* TASK REQUIREMENTS: Search the material below for the word "ведьма" and copy every line in which it occurs.

[Recorded data]
* begin *
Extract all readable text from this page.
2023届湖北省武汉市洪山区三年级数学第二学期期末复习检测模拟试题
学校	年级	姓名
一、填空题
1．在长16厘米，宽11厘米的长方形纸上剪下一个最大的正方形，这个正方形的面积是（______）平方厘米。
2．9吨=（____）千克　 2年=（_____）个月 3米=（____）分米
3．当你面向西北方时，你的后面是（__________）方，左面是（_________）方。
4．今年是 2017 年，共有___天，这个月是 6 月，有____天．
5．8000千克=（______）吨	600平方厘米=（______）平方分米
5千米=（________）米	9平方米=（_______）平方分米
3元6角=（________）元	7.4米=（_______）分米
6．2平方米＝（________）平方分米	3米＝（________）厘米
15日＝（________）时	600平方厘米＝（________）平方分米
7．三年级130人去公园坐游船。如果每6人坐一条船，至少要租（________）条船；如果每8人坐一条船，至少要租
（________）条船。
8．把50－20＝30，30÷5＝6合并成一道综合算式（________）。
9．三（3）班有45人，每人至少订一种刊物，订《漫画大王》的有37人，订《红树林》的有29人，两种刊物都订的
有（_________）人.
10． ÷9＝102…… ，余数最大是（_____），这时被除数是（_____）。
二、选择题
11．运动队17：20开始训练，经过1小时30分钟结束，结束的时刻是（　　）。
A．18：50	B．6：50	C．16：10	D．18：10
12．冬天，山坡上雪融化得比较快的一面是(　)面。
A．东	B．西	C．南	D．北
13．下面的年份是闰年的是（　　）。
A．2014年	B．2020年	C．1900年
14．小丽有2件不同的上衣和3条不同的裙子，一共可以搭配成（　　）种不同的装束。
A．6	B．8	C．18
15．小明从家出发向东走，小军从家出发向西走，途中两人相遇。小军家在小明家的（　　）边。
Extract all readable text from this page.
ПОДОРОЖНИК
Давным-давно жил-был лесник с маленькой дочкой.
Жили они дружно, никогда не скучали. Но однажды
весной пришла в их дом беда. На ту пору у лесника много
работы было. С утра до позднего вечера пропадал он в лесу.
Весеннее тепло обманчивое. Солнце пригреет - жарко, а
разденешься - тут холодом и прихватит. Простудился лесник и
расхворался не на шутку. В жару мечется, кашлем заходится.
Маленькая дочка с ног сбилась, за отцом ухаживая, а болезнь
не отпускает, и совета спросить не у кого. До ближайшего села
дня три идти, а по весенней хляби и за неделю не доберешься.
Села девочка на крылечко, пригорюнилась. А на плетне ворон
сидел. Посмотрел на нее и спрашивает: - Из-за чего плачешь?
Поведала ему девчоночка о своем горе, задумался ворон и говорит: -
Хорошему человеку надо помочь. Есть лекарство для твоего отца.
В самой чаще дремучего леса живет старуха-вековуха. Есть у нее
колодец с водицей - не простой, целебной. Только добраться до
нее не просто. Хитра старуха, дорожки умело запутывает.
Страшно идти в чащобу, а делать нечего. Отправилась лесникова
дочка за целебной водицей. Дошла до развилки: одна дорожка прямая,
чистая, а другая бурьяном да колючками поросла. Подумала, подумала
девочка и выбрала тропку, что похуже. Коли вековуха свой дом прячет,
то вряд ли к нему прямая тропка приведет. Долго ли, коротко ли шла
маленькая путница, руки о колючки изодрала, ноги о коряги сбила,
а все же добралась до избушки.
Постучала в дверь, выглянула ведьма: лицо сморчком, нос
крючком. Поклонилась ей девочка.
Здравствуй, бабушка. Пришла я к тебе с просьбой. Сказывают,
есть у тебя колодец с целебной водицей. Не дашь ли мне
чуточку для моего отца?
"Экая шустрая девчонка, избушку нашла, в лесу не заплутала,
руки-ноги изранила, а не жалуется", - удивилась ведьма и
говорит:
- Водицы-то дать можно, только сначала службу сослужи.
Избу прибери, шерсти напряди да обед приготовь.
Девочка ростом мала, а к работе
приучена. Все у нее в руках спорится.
* end *
* ANSWER FOR THE TASK:
Постучала в дверь, выглянула ведьма: лицо сморчком, нос
руки-ноги изранила, а не жалуется", - удивилась ведьма и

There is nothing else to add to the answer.